> _INSTRUCTIONS TO FOLLOW_
Convert the part of the data that opens with its first line and closes with the line containing "marker [757,150,767,161]" into a numbered list, including both of those lines and leaving out blank lines.

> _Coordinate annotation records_
========================================================================

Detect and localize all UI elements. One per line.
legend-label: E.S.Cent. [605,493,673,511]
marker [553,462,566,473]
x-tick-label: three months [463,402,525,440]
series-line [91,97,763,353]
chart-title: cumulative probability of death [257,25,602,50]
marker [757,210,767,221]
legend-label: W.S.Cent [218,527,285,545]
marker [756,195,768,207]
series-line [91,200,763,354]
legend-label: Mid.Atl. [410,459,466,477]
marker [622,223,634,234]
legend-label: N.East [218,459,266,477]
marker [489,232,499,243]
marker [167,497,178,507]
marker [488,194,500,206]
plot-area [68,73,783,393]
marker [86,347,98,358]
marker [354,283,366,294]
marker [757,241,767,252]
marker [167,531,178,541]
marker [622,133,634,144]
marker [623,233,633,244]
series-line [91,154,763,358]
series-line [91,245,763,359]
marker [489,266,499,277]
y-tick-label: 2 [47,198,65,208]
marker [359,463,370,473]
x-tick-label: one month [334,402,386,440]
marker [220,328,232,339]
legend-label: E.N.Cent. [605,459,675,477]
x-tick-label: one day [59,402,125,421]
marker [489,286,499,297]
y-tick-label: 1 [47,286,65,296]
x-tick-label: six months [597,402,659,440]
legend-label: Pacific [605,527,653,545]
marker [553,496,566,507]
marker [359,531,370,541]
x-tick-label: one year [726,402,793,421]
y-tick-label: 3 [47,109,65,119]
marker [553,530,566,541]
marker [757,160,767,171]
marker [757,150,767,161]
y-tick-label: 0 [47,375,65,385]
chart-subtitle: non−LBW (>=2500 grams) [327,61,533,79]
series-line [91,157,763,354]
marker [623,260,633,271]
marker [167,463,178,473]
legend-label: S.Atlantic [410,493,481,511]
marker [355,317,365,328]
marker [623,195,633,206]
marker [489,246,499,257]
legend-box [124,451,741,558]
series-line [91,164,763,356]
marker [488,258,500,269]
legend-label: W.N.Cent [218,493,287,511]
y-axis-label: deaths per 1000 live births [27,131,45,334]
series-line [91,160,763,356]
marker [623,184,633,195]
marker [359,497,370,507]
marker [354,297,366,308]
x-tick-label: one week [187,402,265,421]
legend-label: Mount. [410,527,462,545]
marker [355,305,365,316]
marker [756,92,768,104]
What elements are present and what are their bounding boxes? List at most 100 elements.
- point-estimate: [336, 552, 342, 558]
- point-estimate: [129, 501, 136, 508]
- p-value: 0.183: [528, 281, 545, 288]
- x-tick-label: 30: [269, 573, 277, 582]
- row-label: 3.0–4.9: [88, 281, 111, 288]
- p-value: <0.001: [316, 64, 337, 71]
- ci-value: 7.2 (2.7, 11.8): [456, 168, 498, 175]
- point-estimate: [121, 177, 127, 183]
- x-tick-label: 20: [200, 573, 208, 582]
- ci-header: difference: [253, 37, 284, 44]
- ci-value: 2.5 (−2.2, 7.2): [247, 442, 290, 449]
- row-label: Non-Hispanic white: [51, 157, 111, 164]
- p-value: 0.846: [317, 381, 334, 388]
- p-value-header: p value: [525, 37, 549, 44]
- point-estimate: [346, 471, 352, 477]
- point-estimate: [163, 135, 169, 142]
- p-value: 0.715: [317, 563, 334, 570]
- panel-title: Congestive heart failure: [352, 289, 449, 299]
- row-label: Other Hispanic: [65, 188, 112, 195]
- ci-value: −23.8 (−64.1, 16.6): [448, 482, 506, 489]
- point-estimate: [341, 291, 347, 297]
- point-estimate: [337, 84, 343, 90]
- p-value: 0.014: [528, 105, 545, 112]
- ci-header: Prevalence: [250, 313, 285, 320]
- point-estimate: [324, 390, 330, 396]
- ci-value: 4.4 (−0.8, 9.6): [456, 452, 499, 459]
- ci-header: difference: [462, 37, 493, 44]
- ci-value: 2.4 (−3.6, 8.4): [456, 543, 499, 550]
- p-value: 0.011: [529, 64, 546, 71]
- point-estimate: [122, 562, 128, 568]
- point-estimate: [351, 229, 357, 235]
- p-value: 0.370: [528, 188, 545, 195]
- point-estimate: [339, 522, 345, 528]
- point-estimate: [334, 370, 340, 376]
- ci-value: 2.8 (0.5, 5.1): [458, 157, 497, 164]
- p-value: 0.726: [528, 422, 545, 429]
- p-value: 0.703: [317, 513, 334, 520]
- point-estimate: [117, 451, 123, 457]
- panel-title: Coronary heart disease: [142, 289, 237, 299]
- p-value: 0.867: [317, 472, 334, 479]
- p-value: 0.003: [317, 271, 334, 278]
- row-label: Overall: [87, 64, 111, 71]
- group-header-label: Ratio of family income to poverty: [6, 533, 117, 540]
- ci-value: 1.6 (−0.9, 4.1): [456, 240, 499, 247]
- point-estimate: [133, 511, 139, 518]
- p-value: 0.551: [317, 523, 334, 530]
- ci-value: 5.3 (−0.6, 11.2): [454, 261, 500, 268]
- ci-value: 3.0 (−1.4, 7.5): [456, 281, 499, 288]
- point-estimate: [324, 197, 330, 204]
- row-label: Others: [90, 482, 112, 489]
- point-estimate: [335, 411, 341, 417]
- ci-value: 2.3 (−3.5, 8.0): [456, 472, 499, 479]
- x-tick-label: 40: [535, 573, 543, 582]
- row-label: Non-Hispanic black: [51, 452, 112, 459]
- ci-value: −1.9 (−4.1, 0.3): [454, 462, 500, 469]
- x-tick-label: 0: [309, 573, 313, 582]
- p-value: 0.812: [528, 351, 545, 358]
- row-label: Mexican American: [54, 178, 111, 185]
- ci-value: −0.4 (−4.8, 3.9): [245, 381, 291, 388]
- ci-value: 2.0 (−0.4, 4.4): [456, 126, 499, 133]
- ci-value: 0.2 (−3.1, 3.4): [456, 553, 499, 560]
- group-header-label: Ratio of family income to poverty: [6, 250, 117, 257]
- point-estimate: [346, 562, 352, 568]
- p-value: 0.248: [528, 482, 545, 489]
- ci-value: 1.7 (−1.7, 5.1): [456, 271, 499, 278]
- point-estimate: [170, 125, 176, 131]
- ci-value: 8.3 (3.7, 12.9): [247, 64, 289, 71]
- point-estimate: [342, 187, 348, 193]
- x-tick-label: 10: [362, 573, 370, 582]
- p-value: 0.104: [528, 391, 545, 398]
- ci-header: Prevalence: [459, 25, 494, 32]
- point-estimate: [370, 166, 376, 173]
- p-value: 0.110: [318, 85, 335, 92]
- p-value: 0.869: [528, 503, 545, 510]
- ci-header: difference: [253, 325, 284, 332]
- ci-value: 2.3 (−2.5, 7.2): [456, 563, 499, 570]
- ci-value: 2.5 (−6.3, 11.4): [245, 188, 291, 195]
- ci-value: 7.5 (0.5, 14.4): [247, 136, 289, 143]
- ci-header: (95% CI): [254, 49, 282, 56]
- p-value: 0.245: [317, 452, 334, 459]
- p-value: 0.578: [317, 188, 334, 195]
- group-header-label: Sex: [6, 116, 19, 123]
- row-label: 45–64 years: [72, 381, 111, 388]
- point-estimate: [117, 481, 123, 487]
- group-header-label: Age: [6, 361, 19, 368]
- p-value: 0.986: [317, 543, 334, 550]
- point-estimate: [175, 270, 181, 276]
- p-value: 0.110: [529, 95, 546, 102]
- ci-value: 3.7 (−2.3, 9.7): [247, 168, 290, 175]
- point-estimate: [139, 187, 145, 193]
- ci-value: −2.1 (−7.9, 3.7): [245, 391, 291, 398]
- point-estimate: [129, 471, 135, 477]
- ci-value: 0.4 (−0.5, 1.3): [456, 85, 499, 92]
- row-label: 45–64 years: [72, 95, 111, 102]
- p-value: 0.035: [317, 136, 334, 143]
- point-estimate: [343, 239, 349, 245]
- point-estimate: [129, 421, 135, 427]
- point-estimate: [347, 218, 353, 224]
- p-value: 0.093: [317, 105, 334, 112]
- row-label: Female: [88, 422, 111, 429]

========================================================================

> _CORRECT RESULT_
1. Detect and localize all UI elements. One per line.
2. legend-label: E.S.Cent. [605,493,673,511]
3. marker [553,462,566,473]
4. x-tick-label: three months [463,402,525,440]
5. series-line [91,97,763,353]
6. chart-title: cumulative probability of death [257,25,602,50]
7. marker [757,210,767,221]
8. legend-label: W.S.Cent [218,527,285,545]
9. marker [756,195,768,207]
10. series-line [91,200,763,354]
11. legend-label: Mid.Atl. [410,459,466,477]
12. marker [622,223,634,234]
13. legend-label: N.East [218,459,266,477]
14. marker [489,232,499,243]
15. marker [167,497,178,507]
16. marker [488,194,500,206]
17. plot-area [68,73,783,393]
18. marker [86,347,98,358]
19. marker [354,283,366,294]
20. marker [757,241,767,252]
21. marker [167,531,178,541]
22. marker [622,133,634,144]
23. marker [623,233,633,244]
24. series-line [91,154,763,358]
25. series-line [91,245,763,359]
26. marker [489,266,499,277]
27. y-tick-label: 2 [47,198,65,208]
28. marker [359,463,370,473]
29. x-tick-label: one month [334,402,386,440]
30. marker [220,328,232,339]
31. legend-label: E.N.Cent. [605,459,675,477]
32. x-tick-label: one day [59,402,125,421]
33. marker [489,286,499,297]
34. y-tick-label: 1 [47,286,65,296]
35. x-tick-label: six months [597,402,659,440]
36. legend-label: Pacific [605,527,653,545]
37. marker [553,496,566,507]
38. marker [359,531,370,541]
39. x-tick-label: one year [726,402,793,421]
40. y-tick-label: 3 [47,109,65,119]
41. marker [553,530,566,541]
42. marker [757,160,767,171]
43. marker [757,150,767,161]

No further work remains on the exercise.